● **What needs to be done**
Copy out all lines with the word "value" in them.

#####

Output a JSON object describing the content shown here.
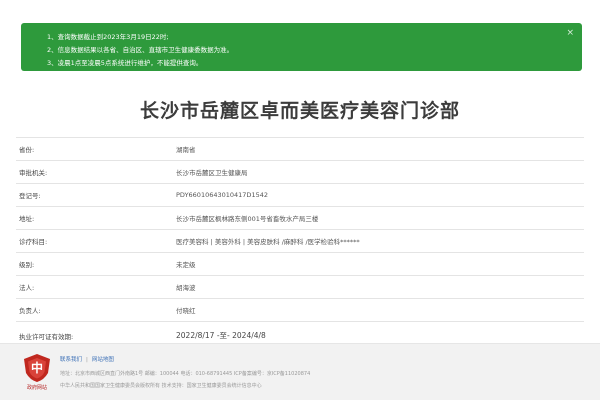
{
  "notice": {
    "lines": [
      "1、查询数据截止到2023年3月19日22时;",
      "2、信息数据结果以各省、自治区、直辖市卫生健康委数据为准。",
      "3、凌晨1点至凌晨5点系统进行维护，不能提供查询。"
    ],
    "close": "×"
  },
  "title": "长沙市岳麓区卓而美医疗美容门诊部",
  "rows": [
    {
      "label": "省份:",
      "value": "湖南省"
    },
    {
      "label": "审批机关:",
      "value": "长沙市岳麓区卫生健康局"
    },
    {
      "label": "登记号:",
      "value": "PDY66010643010417D1542"
    },
    {
      "label": "地址:",
      "value": "长沙市岳麓区枫林路东侧001号省畜牧水产局三楼"
    },
    {
      "label": "诊疗科目:",
      "value": "医疗美容科 | 美容外科 | 美容皮肤科 /麻醉科 /医学检验科******"
    },
    {
      "label": "级别:",
      "value": "未定级"
    },
    {
      "label": "法人:",
      "value": "胡海波"
    },
    {
      "label": "负责人:",
      "value": "付晓红"
    },
    {
      "label": "执业许可证有效期:",
      "value": "2022/8/17 -至- 2024/4/8"
    }
  ],
  "footer": {
    "emblem_text": "政府网站",
    "link_contact": "联系我们",
    "link_sitemap": "网站地图",
    "sep": "|",
    "address_line": "地址：北京市西城区西直门外南路1号  邮编：100044  电话：010-68791445  ICP备案编号：京ICP备11020874",
    "copyright_line": "中华人民共和国国家卫生健康委员会版权所有  技术支持：国家卫生健康委员会统计信息中心",
    "colors": {
      "emblem": "#c0281f",
      "link": "#3b6fb6"
    }
  }
}
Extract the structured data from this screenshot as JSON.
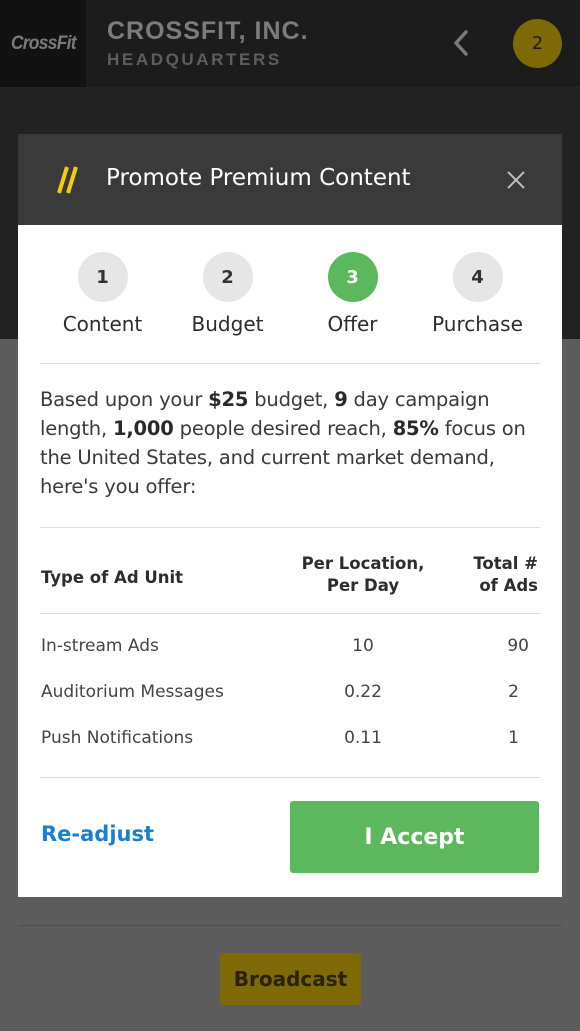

#####

● **Exercise output**
      "value": "湖南省"
      "value": "长沙市岳麓区卫生健康局"
      "value": "PDY66010643010417D1542"
      "value": "长沙市岳麓区枫林路东侧001号省畜牧水产局三楼"
      "value": "医疗美容科 | 美容外科 | 美容皮肤科 /麻醉科 /医学检验科******"
      "value": "未定级"
      "value": "胡海波"
      "value": "付晓红"
      "value": "2022/8/17 -至- 2024/4/8"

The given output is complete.